Task prompt:
Transcribe all the records with complete accuracy.

-- begin Records for processing --

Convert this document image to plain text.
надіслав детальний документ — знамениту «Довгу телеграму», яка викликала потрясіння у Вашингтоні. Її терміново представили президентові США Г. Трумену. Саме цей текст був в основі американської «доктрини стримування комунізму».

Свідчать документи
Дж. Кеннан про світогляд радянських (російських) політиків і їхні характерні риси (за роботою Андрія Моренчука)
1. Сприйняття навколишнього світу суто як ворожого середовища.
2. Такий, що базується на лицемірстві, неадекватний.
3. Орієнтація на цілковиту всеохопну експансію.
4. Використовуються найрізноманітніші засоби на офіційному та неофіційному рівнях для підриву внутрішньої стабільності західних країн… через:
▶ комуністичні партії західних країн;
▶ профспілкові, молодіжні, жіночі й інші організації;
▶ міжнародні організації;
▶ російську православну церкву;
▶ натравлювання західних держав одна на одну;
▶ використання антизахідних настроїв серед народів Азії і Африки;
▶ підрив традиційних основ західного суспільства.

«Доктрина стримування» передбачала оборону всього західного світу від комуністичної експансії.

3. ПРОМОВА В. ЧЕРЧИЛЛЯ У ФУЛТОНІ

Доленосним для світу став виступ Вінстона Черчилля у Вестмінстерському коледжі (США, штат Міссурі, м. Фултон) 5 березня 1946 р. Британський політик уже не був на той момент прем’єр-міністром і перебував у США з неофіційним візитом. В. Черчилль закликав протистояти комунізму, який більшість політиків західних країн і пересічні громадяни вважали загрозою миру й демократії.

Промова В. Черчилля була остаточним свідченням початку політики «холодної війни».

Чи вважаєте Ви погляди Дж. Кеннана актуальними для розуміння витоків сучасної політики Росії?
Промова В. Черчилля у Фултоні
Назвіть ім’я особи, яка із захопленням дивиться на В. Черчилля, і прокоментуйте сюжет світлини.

-- end Records for processing --

Solution to the problem:
Convert this document image to plain text.
надіслав детальний документ — знамениту «Довгу телеграму», яка викликала потрясіння у Вашингтоні. Її терміново представили президентові США Г. Трумену. Саме цей текст був в основі американської «доктрини стримування комунізму».

Свідчать документи
Дж. Кеннан про світогляд радянських (російських) політиків і їхні характерні риси (за роботою Андрія Моренчука)
1. Сприйняття навколишнього світу суто як ворожого середовища.
2. Такий, що базується на лицемірстві, неадекватний.
3. Орієнтація на цілковиту всеохопну експансію.
4. Використовуються найрізноманітніші засоби на офіційному та неофіційному рівнях для підриву внутрішньої стабільності західних країн… через:
▶ комуністичні партії західних країн;
▶ профспілкові, молодіжні, жіночі й інші організації;
▶ міжнародні організації;
▶ російську православну церкву;
▶ натравлювання західних держав одна на одну;
▶ використання антизахідних настроїв серед народів Азії і Африки;
▶ підрив традиційних основ західного суспільства.

«Доктрина стримування» передбачала оборону всього західного світу від комуністичної експансії.

3. ПРОМОВА В. ЧЕРЧИЛЛЯ У ФУЛТОНІ

Доленосним для світу став виступ Вінстона Черчилля у Вестмінстерському коледжі (США, штат Міссурі, м. Фултон) 5 березня 1946 р. Британський політик уже не був на той момент прем’єр-міністром і перебував у США з неофіційним візитом. В. Черчилль закликав протистояти комунізму, який більшість політиків західних країн і пересічні громадяни вважали загрозою миру й демократії.

Промова В. Черчилля була остаточним свідченням початку політики «холодної війни».

Чи вважаєте Ви погляди Дж. Кеннана актуальними для розуміння витоків сучасної політики Росії?
Промова В. Черчилля у Фултоні
Назвіть ім’я особи, яка із захопленням дивиться на В. Черчилля, і прокоментуйте сюжет світлини.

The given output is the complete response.